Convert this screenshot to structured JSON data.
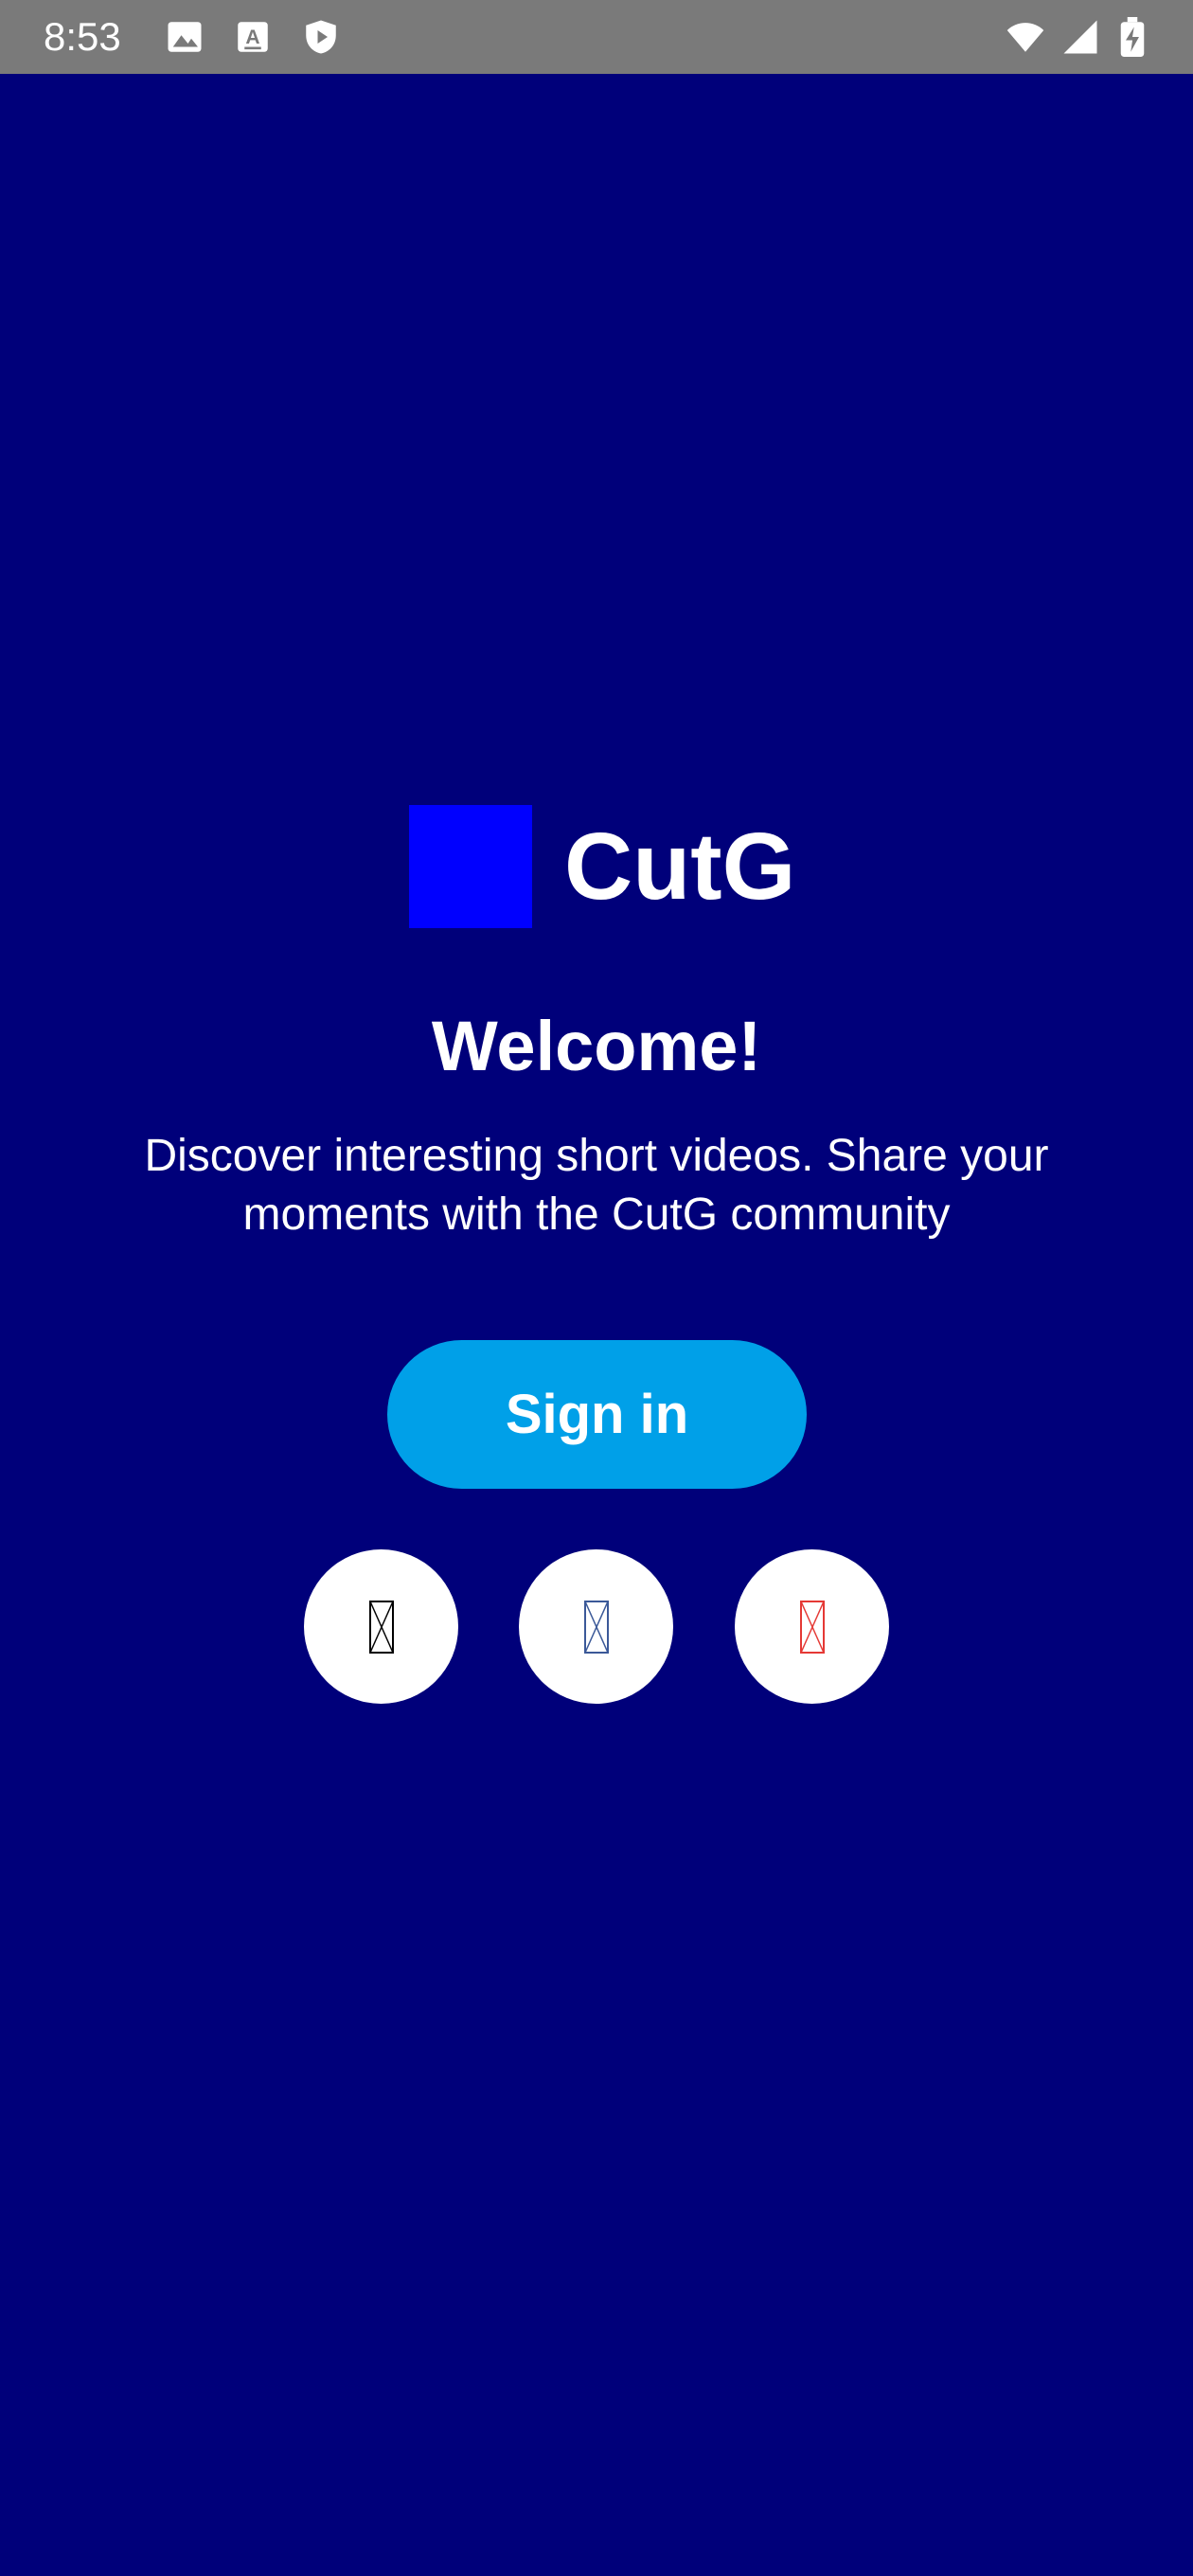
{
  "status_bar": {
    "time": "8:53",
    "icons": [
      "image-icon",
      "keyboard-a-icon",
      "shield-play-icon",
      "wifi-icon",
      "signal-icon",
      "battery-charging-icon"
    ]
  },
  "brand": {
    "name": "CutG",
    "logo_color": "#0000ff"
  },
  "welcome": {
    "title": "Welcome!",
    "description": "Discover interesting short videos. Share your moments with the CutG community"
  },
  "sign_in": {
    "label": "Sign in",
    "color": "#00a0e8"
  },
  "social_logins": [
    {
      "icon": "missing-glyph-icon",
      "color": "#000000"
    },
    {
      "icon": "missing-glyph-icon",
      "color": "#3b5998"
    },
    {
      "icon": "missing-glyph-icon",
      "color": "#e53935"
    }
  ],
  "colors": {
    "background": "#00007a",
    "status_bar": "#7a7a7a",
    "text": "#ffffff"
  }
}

◆ Problem description
The data above needs to be retyped exactly, with the images left out.

◆ Written answer
Convert this screenshot to structured JSON data.
{
  "status_bar": {
    "time": "8:53",
    "icons": [
      "image-icon",
      "keyboard-a-icon",
      "shield-play-icon",
      "wifi-icon",
      "signal-icon",
      "battery-charging-icon"
    ]
  },
  "brand": {
    "name": "CutG",
    "logo_color": "#0000ff"
  },
  "welcome": {
    "title": "Welcome!",
    "description": "Discover interesting short videos. Share your moments with the CutG community"
  },
  "sign_in": {
    "label": "Sign in",
    "color": "#00a0e8"
  },
  "social_logins": [
    {
      "icon": "missing-glyph-icon",
      "color": "#000000"
    },
    {
      "icon": "missing-glyph-icon",
      "color": "#3b5998"
    },
    {
      "icon": "missing-glyph-icon",
      "color": "#e53935"
    }
  ],
  "colors": {
    "background": "#00007a",
    "status_bar": "#7a7a7a",
    "text": "#ffffff"
  }
}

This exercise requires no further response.